THE REQUEST → Search the listing below for the string "本大题共" and show each line that contains it.

-- START OF DATA SHOWN --

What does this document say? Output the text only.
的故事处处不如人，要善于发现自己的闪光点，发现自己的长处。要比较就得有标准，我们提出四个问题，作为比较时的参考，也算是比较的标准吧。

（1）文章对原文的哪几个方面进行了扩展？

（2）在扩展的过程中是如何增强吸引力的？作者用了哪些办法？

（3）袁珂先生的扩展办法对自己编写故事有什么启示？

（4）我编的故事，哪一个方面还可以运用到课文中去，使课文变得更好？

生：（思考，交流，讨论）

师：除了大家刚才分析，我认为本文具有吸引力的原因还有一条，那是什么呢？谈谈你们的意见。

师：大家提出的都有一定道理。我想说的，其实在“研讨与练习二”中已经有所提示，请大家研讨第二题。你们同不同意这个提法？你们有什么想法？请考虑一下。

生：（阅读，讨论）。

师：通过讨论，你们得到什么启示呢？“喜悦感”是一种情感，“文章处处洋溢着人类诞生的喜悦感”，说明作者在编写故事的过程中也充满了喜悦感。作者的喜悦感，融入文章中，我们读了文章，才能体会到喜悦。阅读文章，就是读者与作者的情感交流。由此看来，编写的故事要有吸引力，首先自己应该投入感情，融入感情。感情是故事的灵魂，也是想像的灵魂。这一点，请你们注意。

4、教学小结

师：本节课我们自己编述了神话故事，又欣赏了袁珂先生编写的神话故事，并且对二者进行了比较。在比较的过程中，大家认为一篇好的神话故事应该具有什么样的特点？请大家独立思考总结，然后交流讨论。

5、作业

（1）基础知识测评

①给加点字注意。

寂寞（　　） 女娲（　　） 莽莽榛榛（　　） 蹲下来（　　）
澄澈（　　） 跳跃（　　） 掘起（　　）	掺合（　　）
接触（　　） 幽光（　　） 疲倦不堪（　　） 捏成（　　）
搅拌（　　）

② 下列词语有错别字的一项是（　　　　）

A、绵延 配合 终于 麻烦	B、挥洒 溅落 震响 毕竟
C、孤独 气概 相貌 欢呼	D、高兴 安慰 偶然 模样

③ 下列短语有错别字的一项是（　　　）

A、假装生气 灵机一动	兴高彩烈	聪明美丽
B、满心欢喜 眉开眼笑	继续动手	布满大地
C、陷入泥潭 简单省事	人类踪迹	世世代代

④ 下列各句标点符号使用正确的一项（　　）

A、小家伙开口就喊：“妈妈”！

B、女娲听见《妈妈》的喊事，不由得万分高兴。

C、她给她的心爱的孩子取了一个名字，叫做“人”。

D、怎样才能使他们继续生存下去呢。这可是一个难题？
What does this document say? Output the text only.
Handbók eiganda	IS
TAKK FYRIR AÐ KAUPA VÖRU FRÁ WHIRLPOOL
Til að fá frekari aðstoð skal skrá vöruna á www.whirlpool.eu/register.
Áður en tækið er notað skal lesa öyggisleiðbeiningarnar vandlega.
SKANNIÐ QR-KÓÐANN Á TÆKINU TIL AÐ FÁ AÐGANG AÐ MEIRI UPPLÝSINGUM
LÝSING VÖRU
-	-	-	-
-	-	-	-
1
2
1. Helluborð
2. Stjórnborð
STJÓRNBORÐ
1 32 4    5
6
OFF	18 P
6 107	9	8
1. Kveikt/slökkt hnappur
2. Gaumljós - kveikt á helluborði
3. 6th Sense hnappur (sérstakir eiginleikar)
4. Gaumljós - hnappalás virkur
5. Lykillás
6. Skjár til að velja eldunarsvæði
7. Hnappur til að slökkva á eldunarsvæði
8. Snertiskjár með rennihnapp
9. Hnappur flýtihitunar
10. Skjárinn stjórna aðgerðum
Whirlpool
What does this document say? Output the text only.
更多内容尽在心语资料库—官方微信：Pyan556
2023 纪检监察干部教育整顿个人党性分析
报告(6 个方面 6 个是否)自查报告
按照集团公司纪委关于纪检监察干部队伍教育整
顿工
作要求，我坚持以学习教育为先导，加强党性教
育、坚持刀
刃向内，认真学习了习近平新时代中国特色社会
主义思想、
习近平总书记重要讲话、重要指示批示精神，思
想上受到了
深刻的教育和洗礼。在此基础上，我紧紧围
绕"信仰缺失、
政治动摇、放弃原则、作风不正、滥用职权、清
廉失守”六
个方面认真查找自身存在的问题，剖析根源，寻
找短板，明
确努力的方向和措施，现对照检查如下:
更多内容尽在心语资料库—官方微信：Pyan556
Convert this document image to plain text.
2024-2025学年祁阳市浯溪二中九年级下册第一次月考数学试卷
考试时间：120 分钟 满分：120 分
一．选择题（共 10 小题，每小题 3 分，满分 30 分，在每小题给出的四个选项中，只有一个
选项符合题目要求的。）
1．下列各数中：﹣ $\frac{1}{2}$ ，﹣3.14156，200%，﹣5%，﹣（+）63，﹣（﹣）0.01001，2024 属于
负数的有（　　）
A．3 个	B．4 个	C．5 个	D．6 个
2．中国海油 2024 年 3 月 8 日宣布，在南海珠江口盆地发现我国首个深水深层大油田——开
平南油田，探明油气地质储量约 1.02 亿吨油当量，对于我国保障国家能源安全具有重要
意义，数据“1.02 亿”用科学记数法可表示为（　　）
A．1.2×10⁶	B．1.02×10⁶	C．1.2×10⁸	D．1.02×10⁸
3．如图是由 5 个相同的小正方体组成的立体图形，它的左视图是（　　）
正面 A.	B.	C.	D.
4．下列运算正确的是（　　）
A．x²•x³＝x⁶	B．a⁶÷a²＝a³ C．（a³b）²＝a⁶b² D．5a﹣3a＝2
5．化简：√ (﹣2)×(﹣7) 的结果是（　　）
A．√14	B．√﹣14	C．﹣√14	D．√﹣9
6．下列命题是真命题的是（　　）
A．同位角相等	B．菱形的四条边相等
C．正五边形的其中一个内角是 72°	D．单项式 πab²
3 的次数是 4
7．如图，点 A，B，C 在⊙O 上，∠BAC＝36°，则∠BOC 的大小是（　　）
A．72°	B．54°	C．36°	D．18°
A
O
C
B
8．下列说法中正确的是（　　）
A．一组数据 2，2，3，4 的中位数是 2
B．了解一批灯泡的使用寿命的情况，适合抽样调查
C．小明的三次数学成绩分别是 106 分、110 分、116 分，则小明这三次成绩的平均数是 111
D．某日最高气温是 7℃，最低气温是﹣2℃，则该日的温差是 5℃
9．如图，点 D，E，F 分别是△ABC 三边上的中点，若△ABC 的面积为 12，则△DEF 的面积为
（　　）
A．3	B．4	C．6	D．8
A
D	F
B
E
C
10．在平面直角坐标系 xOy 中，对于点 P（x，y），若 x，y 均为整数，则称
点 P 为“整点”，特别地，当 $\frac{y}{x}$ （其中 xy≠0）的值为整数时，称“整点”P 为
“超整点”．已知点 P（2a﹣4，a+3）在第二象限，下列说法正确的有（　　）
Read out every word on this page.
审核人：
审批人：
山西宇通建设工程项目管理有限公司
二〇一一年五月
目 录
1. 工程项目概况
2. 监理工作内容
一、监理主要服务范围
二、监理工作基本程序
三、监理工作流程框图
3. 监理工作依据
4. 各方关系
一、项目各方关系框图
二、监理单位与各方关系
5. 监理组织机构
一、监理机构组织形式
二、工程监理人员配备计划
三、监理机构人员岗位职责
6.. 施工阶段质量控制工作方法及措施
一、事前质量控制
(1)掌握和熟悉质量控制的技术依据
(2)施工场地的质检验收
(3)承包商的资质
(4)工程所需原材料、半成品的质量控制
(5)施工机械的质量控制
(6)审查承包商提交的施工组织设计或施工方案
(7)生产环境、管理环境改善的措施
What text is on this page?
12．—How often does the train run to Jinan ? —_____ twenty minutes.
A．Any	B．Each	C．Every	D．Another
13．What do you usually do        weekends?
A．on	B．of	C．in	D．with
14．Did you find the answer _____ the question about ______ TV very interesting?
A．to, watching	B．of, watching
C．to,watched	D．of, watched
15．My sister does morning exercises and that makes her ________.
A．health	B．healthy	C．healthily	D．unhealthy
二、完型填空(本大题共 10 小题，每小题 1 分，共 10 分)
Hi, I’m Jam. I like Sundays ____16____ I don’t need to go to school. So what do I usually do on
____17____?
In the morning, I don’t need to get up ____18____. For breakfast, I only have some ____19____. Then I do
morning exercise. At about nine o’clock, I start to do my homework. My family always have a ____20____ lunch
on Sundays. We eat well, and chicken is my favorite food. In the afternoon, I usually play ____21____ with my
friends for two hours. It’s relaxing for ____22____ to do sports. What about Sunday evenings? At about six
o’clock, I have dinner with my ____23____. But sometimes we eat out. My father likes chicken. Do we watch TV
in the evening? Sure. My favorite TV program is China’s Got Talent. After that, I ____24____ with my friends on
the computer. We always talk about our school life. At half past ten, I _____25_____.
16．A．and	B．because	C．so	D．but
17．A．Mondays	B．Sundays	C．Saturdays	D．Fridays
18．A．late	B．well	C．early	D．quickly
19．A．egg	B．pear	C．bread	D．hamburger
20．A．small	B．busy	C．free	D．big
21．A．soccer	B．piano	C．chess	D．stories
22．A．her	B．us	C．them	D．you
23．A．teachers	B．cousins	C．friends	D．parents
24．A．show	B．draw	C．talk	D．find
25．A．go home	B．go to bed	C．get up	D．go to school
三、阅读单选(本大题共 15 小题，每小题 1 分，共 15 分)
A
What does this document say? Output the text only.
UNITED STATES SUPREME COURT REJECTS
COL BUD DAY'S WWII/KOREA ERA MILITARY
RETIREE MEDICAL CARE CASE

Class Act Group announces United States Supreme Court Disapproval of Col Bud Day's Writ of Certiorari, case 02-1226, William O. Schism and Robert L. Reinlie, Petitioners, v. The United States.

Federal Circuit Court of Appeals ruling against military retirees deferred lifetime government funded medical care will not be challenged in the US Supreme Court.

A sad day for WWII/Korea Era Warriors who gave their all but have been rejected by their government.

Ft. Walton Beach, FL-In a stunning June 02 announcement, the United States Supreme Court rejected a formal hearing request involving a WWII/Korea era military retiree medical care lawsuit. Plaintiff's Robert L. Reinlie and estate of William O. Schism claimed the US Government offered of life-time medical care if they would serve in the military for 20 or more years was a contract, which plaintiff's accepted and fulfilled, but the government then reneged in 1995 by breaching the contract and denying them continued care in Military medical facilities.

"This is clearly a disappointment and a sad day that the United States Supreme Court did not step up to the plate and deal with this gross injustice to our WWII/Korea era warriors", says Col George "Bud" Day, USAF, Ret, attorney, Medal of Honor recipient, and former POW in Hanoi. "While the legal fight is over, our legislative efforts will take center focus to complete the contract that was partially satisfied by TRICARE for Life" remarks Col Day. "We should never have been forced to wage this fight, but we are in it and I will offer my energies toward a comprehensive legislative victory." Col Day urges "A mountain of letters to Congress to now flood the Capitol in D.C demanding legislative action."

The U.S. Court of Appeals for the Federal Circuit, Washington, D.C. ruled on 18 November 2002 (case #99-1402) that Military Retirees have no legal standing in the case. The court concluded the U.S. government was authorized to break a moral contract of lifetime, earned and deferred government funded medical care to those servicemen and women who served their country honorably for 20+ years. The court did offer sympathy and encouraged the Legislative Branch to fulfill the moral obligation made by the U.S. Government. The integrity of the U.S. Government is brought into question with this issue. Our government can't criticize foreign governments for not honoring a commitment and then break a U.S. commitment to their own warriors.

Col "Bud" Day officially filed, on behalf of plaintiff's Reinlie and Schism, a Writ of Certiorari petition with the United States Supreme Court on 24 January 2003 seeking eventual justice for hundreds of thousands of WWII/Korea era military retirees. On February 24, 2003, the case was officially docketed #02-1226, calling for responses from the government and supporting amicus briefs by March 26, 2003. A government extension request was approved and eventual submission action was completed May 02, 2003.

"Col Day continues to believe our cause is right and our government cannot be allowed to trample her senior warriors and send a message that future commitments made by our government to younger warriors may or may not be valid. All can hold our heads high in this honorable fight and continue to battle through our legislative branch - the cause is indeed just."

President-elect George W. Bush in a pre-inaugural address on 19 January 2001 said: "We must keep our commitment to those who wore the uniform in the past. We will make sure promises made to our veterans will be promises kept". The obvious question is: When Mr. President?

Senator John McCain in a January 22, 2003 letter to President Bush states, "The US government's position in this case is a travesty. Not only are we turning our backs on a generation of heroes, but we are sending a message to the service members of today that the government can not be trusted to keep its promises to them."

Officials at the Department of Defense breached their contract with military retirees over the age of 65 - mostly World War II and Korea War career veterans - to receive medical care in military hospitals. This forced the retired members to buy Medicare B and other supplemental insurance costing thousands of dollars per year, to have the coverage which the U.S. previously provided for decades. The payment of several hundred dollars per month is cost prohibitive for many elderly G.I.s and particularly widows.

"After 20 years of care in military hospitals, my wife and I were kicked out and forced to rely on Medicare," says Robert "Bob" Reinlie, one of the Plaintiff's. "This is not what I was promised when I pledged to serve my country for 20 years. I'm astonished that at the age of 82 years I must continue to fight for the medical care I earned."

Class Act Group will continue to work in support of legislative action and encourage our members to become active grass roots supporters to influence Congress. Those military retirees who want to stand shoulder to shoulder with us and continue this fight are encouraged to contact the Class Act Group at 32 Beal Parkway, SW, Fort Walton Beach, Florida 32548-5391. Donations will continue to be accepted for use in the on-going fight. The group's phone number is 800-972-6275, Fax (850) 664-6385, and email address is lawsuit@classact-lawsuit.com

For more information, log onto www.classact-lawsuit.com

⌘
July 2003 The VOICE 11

-- END OF DATA SHOWN --

ANSWER TO THIS PROBLEM →
二、完型填空(本大题共 10 小题，每小题 1 分，共 10 分)
三、阅读单选(本大题共 15 小题，每小题 1 分，共 15 分)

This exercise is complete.